WHAT YOU WILL DO
Output all records precisely as written.

Dataset entries on figures
┄┄┄┄┄┄┄┄┄┄┄┄┄┄┄┄┄┄┄┄

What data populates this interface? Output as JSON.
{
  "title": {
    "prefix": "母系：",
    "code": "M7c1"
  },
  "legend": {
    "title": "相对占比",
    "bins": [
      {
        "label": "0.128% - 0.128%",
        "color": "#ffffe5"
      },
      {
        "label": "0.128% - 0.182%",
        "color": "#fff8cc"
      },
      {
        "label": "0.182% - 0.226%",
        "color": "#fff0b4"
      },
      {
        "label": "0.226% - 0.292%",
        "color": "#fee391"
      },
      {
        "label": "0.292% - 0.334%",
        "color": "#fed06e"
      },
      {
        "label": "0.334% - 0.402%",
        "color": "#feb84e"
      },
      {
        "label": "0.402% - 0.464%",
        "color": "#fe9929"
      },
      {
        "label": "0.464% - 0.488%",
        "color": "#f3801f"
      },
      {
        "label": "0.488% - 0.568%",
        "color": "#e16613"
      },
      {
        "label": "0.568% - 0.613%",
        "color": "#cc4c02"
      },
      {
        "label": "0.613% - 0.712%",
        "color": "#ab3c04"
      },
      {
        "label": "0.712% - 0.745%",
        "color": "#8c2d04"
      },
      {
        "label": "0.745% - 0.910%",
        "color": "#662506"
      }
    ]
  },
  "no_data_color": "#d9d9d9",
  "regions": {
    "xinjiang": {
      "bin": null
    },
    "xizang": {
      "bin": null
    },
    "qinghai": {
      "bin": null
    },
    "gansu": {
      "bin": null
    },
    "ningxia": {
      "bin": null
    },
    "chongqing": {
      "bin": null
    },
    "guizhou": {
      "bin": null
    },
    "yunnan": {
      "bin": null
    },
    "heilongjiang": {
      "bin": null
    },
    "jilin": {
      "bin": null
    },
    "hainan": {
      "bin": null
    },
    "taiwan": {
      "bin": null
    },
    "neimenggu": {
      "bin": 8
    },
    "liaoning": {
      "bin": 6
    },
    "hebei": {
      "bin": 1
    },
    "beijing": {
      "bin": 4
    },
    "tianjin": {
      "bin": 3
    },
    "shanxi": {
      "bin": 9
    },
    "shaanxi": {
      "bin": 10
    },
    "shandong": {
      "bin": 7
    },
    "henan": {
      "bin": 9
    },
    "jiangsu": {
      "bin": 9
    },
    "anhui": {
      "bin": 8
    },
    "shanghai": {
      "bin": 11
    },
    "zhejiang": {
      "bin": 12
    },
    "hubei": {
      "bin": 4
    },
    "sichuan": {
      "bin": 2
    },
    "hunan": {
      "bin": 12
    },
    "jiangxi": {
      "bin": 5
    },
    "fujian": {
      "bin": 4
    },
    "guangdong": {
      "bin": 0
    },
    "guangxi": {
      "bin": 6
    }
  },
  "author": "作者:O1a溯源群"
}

┄┄┄┄┄┄┄┄┄┄┄┄┄┄┄┄┄┄┄┄

TASK RESULT
What data populates this interface? Output as JSON.
{
  "title": {
    "prefix": "母系：",
    "code": "M7c1"
  },
  "legend": {
    "title": "相对占比",
    "bins": [
      {
        "label": "0.128% - 0.128%",
        "color": "#ffffe5"
      },
      {
        "label": "0.128% - 0.182%",
        "color": "#fff8cc"
      },
      {
        "label": "0.182% - 0.226%",
        "color": "#fff0b4"
      },
      {
        "label": "0.226% - 0.292%",
        "color": "#fee391"
      },
      {
        "label": "0.292% - 0.334%",
        "color": "#fed06e"
      },
      {
        "label": "0.334% - 0.402%",
        "color": "#feb84e"
      },
      {
        "label": "0.402% - 0.464%",
        "color": "#fe9929"
      },
      {
        "label": "0.464% - 0.488%",
        "color": "#f3801f"
      },
      {
        "label": "0.488% - 0.568%",
        "color": "#e16613"
      },
      {
        "label": "0.568% - 0.613%",
        "color": "#cc4c02"
      },
      {
        "label": "0.613% - 0.712%",
        "color": "#ab3c04"
      },
      {
        "label": "0.712% - 0.745%",
        "color": "#8c2d04"
      },
      {
        "label": "0.745% - 0.910%",
        "color": "#662506"
      }
    ]
  },
  "no_data_color": "#d9d9d9",
  "regions": {
    "xinjiang": {
      "bin": null
    },
    "xizang": {
      "bin": null
    },
    "qinghai": {
      "bin": null
    },
    "gansu": {
      "bin": null
    },
    "ningxia": {
      "bin": null
    },
    "chongqing": {
      "bin": null
    },
    "guizhou": {
      "bin": null
    },
    "yunnan": {
      "bin": null
    },
    "heilongjiang": {
      "bin": null
    },
    "jilin": {
      "bin": null
    },
    "hainan": {
      "bin": null
    },
    "taiwan": {
      "bin": null
    },
    "neimenggu": {
      "bin": 8
    },
    "liaoning": {
      "bin": 6
    },
    "hebei": {
      "bin": 1
    },
    "beijing": {
      "bin": 4
    },
    "tianjin": {
      "bin": 3
    },
    "shanxi": {
      "bin": 9
    },
    "shaanxi": {
      "bin": 10
    },
    "shandong": {
      "bin": 7
    },
    "henan": {
      "bin": 9
    },
    "jiangsu": {
      "bin": 9
    },
    "anhui": {
      "bin": 8
    },
    "shanghai": {
      "bin": 11
    },
    "zhejiang": {
      "bin": 12
    },
    "hubei": {
      "bin": 4
    },
    "sichuan": {
      "bin": 2
    },
    "hunan": {
      "bin": 12
    },
    "jiangxi": {
      "bin": 5
    },
    "fujian": {
      "bin": 4
    },
    "guangdong": {
      "bin": 0
    },
    "guangxi": {
      "bin": 6
    }
  },
  "author": "作者:O1a溯源群"
}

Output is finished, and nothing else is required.